Among the lines below, list those containing the string "diamond".

::::::

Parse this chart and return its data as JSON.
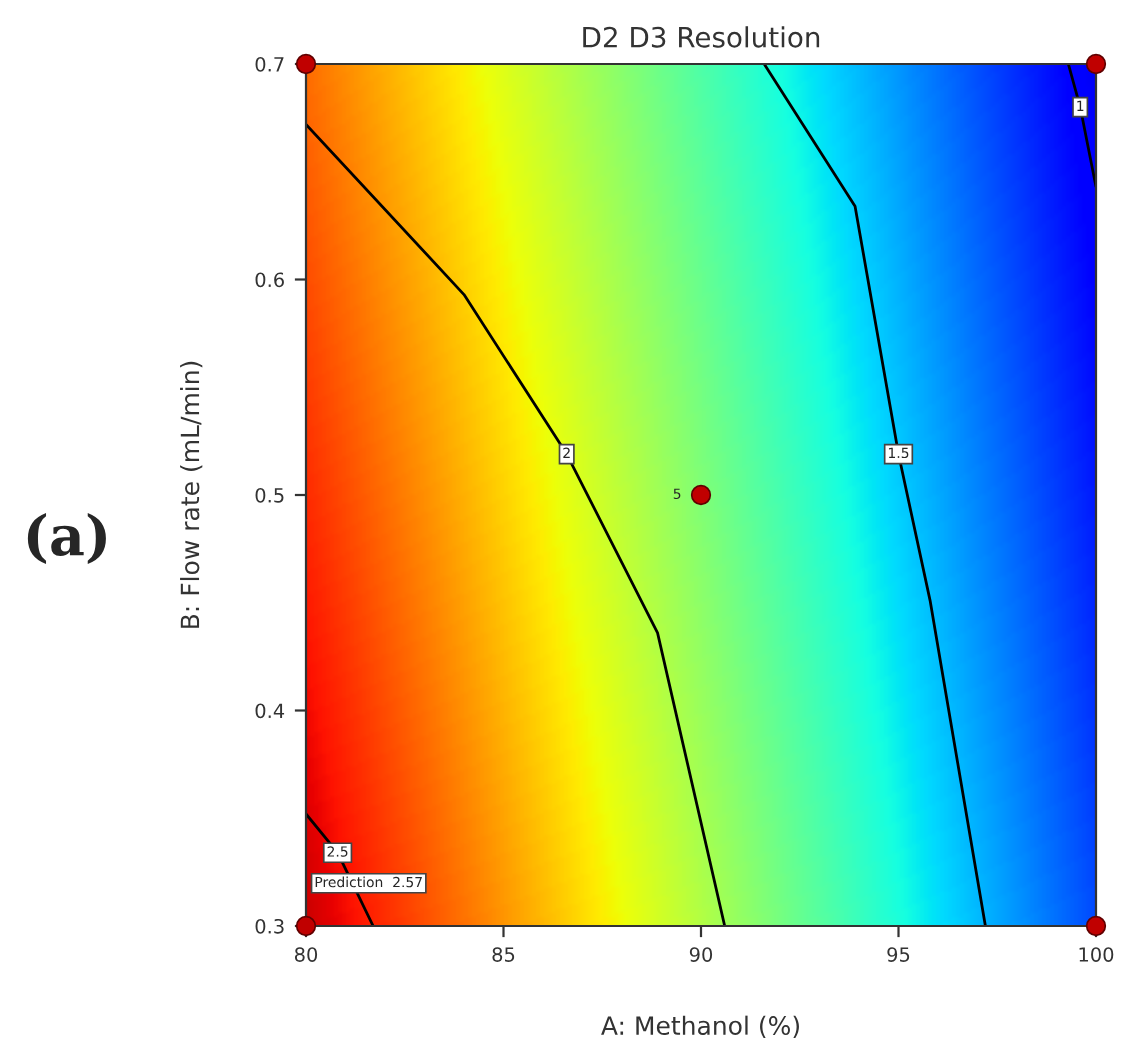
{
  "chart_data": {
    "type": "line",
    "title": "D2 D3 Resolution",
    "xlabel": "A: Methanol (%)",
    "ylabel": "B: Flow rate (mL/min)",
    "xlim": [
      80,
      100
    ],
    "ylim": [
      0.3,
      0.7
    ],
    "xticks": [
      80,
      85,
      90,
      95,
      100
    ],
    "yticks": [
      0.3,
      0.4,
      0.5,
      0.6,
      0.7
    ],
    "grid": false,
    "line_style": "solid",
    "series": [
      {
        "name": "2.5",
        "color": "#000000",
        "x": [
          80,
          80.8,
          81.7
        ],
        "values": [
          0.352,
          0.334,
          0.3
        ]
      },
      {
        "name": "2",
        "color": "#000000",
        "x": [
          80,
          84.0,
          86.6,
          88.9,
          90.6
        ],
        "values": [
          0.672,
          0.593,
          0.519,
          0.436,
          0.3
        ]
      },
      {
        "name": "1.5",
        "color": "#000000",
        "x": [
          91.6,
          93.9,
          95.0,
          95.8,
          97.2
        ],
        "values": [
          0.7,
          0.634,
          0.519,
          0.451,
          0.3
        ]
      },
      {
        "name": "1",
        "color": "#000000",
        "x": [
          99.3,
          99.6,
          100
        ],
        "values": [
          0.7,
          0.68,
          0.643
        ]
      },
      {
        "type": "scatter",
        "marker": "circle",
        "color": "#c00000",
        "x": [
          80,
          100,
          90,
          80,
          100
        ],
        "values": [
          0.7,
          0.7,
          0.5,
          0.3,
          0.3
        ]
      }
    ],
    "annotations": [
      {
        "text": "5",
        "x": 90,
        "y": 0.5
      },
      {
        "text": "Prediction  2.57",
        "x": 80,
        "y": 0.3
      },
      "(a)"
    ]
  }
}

::::::

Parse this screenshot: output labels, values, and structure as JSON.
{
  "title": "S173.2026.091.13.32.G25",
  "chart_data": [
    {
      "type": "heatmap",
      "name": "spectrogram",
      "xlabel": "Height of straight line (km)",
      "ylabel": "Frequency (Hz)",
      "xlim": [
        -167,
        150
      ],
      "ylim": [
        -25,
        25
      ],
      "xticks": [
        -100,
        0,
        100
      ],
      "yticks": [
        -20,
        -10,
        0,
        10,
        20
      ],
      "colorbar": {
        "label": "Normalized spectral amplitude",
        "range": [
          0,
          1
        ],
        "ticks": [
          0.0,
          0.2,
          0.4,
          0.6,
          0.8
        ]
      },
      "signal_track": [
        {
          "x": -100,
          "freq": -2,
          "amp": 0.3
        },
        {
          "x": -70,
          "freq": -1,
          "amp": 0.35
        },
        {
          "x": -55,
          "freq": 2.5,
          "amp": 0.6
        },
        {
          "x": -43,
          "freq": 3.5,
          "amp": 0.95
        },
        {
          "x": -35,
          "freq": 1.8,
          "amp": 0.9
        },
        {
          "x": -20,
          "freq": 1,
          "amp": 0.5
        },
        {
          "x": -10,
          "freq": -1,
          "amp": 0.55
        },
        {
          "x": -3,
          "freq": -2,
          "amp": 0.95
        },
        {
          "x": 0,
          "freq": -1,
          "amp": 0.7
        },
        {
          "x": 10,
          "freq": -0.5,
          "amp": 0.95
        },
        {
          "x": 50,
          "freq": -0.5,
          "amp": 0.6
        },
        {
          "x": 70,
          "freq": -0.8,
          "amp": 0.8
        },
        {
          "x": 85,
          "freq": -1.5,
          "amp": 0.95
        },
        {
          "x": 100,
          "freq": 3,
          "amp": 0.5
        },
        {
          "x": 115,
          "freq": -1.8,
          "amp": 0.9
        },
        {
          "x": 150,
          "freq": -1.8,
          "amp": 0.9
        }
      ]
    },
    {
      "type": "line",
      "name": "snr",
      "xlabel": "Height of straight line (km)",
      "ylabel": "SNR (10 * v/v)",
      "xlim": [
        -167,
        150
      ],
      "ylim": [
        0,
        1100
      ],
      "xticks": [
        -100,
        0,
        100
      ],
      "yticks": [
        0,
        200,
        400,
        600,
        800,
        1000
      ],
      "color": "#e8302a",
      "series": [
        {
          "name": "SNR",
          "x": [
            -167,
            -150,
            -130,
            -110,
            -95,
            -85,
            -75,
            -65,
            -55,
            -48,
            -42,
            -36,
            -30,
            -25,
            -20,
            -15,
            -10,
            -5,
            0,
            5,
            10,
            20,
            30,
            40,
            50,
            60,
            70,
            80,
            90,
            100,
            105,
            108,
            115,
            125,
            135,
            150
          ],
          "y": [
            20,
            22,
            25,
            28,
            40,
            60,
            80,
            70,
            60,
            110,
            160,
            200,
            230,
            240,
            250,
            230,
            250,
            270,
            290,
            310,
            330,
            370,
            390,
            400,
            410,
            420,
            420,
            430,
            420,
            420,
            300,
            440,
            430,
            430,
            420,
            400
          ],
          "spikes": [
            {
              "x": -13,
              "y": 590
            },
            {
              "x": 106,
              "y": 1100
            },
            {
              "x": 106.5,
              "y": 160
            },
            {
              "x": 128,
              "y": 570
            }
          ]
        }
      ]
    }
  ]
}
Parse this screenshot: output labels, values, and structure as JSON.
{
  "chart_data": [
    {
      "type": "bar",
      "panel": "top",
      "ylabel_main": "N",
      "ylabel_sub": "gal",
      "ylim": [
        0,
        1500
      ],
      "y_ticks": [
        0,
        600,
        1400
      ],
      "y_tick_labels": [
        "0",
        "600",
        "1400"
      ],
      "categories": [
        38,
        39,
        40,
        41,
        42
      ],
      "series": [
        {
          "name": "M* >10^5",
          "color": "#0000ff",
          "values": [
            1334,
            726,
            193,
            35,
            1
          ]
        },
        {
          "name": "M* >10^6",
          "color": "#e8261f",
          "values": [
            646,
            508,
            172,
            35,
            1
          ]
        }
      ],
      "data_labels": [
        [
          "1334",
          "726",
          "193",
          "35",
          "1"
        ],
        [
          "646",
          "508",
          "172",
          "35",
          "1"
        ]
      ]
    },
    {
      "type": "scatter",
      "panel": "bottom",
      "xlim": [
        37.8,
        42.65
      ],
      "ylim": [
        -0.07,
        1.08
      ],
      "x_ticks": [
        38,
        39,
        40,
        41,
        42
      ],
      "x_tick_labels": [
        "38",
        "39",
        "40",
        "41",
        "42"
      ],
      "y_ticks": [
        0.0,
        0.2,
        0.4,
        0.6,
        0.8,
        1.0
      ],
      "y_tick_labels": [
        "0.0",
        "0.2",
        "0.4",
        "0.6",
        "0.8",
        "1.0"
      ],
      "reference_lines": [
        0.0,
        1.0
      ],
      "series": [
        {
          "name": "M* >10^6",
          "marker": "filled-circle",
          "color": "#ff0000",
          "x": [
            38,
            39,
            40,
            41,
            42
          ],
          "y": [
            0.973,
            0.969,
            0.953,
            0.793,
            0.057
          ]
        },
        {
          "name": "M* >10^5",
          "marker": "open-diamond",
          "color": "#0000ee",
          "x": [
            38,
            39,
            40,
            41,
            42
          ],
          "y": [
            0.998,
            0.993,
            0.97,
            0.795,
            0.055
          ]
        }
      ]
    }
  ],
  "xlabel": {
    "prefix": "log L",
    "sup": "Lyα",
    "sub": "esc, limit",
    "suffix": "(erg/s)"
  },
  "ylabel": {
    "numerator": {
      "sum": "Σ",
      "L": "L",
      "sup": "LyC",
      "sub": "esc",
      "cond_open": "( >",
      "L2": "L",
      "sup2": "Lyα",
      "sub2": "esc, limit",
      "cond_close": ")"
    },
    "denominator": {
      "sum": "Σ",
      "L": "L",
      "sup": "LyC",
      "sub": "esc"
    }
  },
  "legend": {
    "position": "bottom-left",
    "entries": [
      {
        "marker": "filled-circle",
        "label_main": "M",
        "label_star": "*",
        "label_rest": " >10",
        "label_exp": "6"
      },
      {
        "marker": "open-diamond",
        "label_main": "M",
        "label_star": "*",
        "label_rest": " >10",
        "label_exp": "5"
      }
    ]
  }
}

::::::

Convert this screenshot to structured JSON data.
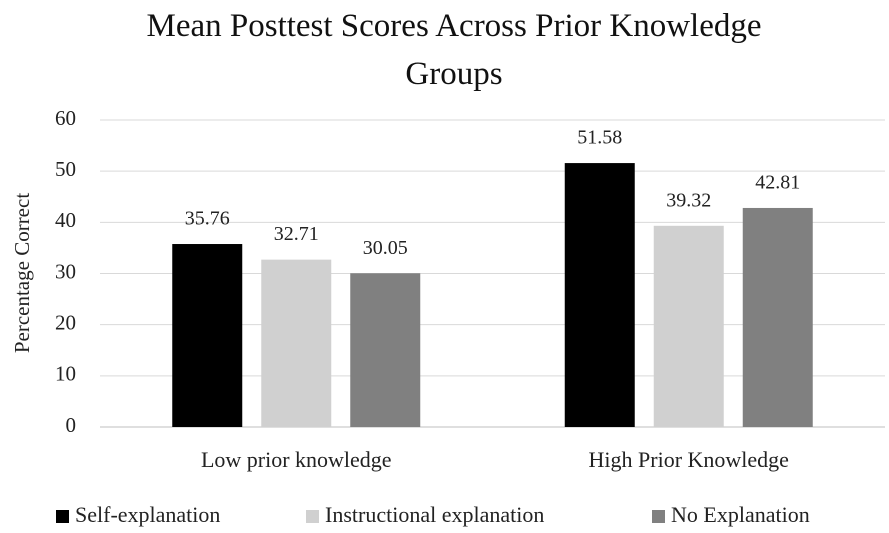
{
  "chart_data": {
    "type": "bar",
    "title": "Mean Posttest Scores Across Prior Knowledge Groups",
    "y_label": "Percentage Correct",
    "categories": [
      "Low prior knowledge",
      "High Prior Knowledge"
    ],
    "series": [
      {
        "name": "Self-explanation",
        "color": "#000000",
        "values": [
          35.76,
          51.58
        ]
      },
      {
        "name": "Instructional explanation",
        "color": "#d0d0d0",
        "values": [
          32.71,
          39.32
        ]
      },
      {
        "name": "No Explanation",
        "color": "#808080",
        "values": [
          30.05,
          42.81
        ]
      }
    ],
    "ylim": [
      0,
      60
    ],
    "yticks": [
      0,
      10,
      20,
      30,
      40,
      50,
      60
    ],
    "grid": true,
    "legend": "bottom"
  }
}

::::::

** ANSWER TO THE PROBLEM **
          "marker": "open-diamond",
        "marker": "open-diamond",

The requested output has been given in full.